### WHAT THE TASK ASKS
Each line of the material below that holds the word "title" needs to be copied.

[Start of SUPPLIED RECORDS]

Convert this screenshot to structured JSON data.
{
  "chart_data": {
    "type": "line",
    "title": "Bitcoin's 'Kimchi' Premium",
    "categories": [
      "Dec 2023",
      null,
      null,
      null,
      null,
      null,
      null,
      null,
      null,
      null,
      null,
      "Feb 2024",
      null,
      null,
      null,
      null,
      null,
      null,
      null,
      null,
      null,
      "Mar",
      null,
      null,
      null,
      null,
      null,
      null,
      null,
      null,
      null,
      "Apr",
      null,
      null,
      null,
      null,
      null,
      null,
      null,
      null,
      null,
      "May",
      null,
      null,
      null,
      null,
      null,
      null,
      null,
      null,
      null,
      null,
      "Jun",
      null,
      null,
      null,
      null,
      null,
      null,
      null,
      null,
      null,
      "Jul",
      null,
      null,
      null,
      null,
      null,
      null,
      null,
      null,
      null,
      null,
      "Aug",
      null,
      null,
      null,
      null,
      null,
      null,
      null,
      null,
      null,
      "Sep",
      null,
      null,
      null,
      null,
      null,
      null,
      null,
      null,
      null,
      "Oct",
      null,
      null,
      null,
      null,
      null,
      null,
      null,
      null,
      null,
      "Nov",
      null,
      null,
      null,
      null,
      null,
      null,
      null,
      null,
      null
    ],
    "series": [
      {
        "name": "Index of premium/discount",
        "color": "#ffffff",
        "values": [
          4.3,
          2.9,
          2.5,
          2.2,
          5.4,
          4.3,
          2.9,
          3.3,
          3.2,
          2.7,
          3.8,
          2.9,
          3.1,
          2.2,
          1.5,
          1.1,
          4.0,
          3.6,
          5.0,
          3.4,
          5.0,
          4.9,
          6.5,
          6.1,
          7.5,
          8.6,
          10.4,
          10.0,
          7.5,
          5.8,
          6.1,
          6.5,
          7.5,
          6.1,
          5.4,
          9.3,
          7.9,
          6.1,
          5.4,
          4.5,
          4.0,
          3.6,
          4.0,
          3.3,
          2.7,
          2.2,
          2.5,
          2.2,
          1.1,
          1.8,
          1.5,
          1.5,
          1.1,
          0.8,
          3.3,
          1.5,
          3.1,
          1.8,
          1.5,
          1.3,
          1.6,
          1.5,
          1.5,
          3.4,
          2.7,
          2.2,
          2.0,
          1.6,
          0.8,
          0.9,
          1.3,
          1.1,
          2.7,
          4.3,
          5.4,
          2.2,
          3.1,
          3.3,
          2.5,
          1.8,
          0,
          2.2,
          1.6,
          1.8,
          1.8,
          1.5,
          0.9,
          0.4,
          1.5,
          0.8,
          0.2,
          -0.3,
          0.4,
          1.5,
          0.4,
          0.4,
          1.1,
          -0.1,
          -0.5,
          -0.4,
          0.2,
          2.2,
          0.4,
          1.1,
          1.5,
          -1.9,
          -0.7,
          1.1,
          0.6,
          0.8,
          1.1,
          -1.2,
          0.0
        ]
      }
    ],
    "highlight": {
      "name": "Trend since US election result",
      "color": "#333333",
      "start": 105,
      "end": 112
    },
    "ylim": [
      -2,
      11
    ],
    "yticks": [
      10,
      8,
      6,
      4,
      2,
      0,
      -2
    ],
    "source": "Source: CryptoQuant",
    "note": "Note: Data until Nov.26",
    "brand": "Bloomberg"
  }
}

[End of SUPPLIED RECORDS]
[Start of SUPPLIED RECORDS]

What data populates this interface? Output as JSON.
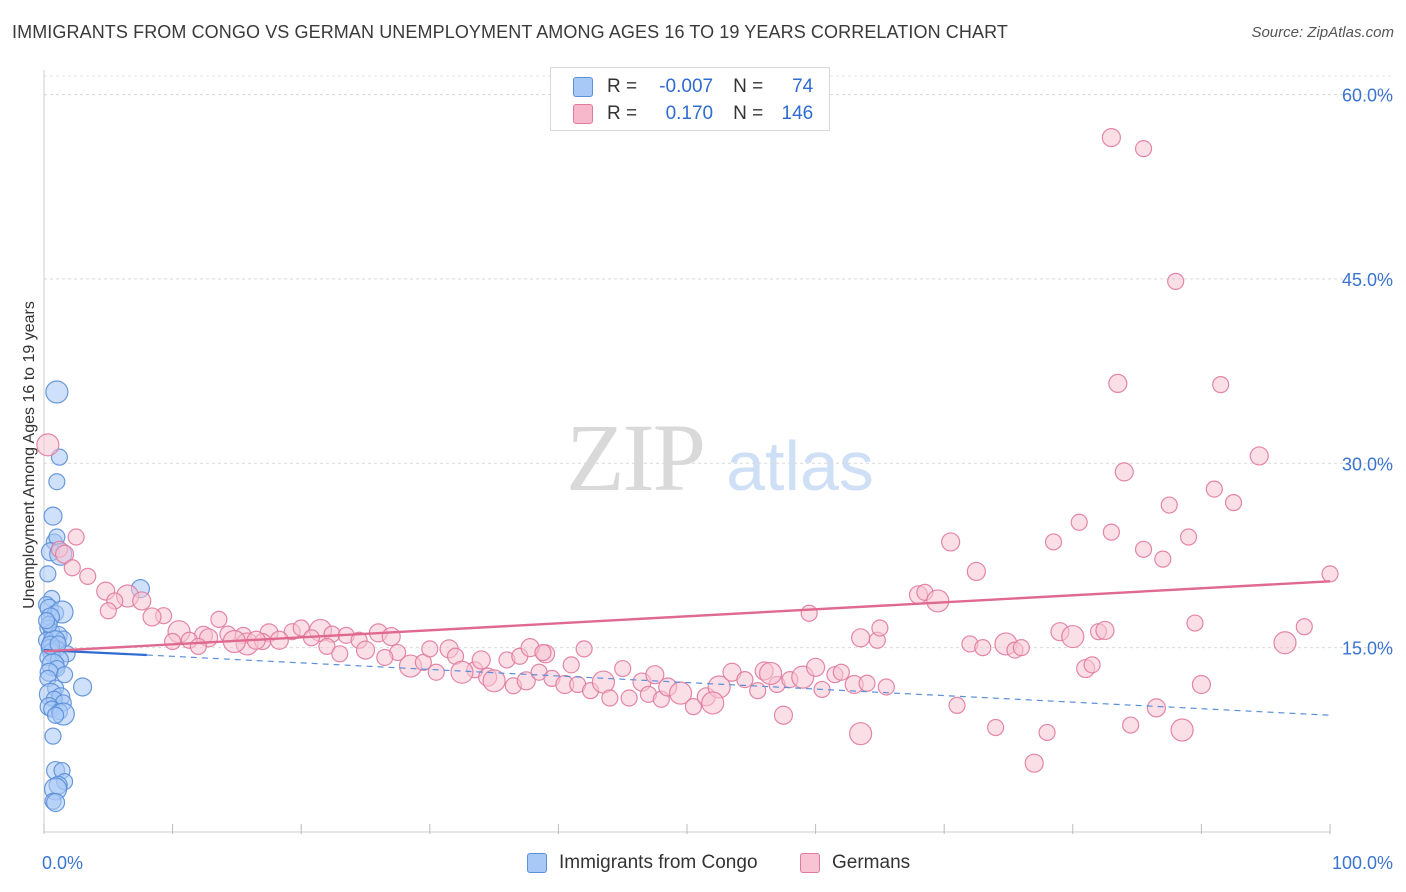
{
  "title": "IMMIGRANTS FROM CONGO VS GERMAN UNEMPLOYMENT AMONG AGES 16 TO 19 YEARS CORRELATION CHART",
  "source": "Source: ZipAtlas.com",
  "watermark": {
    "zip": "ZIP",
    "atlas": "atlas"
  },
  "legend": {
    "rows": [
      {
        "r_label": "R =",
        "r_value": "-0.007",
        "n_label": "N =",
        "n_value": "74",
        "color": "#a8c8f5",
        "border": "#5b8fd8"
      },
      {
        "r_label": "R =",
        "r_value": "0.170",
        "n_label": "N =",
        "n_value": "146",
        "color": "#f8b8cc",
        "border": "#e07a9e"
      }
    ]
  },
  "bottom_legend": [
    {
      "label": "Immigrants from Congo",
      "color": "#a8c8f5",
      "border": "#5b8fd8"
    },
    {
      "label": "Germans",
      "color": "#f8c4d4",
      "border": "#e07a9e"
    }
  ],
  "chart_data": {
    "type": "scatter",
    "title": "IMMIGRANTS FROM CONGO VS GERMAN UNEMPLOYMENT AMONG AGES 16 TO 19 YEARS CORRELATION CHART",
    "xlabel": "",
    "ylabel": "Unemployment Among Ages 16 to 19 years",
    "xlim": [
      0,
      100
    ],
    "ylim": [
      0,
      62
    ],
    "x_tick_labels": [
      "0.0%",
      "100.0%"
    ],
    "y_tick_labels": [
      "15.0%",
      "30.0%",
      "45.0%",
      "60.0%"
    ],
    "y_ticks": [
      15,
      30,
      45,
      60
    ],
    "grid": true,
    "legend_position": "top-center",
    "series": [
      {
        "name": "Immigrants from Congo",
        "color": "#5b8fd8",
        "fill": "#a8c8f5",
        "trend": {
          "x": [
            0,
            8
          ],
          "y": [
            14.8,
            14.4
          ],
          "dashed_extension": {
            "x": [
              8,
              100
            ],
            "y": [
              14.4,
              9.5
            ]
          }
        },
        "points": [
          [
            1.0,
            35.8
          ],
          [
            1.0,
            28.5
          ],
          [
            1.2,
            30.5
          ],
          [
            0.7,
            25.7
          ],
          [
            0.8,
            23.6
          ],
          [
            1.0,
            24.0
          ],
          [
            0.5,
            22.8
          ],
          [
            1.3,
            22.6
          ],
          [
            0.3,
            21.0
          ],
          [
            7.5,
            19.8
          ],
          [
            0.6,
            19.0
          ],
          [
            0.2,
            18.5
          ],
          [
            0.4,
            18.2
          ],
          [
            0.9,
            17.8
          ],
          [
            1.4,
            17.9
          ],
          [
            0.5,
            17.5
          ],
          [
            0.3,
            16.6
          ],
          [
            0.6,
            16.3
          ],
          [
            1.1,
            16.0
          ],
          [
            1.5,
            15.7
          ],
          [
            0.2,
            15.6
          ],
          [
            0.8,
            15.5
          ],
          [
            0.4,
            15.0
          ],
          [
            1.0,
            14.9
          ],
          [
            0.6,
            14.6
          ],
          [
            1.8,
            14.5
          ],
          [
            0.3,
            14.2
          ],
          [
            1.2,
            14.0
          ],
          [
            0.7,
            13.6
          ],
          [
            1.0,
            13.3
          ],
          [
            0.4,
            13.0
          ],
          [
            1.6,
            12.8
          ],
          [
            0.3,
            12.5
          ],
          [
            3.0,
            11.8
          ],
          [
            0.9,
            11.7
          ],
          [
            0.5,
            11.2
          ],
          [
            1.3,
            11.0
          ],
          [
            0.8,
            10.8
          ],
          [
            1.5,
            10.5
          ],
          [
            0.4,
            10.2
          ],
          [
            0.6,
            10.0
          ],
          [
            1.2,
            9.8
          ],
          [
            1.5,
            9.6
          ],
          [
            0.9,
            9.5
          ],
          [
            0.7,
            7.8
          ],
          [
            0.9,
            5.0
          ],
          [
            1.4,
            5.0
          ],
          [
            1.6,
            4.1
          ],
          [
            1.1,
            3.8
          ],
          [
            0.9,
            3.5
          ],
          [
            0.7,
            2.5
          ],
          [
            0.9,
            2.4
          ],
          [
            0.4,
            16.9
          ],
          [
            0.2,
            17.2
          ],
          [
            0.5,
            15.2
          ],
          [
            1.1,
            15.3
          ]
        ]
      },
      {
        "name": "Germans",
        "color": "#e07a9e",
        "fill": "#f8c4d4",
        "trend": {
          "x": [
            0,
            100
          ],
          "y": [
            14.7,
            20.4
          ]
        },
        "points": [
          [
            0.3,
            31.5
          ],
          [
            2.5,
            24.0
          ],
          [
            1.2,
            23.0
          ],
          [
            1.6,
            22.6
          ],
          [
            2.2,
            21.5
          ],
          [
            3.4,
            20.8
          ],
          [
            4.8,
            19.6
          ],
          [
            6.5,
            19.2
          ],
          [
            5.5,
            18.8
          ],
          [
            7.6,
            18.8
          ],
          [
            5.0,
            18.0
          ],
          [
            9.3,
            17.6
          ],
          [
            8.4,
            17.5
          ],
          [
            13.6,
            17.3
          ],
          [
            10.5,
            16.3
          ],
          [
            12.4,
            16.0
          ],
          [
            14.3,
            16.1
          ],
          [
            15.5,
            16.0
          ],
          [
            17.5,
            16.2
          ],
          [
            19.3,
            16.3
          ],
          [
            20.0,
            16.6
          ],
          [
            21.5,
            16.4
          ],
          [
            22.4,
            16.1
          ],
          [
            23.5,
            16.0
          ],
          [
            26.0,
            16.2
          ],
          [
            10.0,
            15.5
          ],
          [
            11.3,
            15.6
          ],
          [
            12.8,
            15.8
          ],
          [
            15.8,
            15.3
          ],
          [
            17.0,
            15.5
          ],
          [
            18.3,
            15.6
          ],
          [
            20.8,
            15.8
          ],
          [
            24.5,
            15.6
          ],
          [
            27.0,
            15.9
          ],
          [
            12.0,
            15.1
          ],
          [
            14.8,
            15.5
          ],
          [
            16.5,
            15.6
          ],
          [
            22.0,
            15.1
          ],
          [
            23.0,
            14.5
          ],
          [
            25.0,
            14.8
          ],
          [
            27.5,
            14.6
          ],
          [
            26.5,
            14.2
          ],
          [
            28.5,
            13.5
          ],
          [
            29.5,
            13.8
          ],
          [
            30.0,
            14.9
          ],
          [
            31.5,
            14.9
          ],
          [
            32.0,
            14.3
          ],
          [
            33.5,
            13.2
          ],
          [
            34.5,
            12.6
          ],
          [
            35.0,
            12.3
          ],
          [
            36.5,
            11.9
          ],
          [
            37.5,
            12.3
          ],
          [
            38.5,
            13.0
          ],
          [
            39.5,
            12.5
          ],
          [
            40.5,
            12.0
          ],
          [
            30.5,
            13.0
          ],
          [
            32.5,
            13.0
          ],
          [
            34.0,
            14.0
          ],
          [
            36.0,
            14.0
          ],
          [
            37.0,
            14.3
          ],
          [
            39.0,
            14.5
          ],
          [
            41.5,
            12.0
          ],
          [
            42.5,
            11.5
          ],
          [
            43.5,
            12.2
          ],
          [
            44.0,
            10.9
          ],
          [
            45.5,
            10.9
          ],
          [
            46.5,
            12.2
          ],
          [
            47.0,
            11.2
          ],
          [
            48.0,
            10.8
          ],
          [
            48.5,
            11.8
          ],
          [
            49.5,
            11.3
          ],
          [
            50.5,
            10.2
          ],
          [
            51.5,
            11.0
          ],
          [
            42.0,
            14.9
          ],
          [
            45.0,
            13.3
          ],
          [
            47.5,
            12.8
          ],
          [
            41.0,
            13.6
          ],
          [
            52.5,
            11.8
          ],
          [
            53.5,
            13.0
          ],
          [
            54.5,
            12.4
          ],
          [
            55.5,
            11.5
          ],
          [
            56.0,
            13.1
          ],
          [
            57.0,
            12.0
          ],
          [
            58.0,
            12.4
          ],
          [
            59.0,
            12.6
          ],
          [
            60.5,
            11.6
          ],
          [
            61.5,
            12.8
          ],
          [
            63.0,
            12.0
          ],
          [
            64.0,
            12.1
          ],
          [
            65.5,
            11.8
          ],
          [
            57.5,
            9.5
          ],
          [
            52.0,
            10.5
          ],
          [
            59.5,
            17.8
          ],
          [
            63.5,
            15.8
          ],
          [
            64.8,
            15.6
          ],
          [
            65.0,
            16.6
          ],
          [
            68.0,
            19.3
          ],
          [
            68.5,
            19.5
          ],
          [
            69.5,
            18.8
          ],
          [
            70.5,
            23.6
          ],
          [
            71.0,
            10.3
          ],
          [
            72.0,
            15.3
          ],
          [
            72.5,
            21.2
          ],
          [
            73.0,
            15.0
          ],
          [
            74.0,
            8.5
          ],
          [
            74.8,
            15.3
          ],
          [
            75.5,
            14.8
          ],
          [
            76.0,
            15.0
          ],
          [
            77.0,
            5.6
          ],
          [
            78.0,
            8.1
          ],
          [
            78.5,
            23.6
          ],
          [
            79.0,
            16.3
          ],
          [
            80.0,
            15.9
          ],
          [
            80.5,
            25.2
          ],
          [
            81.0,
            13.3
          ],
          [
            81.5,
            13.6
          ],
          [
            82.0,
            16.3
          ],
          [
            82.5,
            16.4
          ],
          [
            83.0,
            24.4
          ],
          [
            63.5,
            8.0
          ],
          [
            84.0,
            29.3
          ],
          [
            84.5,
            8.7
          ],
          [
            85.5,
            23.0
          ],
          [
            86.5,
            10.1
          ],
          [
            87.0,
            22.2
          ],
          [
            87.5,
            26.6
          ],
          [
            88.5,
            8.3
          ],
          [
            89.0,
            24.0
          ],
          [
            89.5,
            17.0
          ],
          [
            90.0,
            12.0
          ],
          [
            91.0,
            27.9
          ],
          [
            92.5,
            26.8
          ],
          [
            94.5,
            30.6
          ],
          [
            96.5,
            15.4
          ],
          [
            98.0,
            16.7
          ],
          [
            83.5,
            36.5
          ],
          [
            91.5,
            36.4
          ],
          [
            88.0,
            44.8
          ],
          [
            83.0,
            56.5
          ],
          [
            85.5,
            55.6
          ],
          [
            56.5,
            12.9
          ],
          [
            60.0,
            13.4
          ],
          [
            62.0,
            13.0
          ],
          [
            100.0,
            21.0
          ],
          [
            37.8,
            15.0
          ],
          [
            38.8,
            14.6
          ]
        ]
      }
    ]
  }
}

[End of SUPPLIED RECORDS]

### SOLUTION FOR THIS TASK
    "title": "Bitcoin's 'Kimchi' Premium",
  "title": "IMMIGRANTS FROM CONGO VS GERMAN UNEMPLOYMENT AMONG AGES 16 TO 19 YEARS CORRELATION CHART",
    "title": "IMMIGRANTS FROM CONGO VS GERMAN UNEMPLOYMENT AMONG AGES 16 TO 19 YEARS CORRELATION CHART",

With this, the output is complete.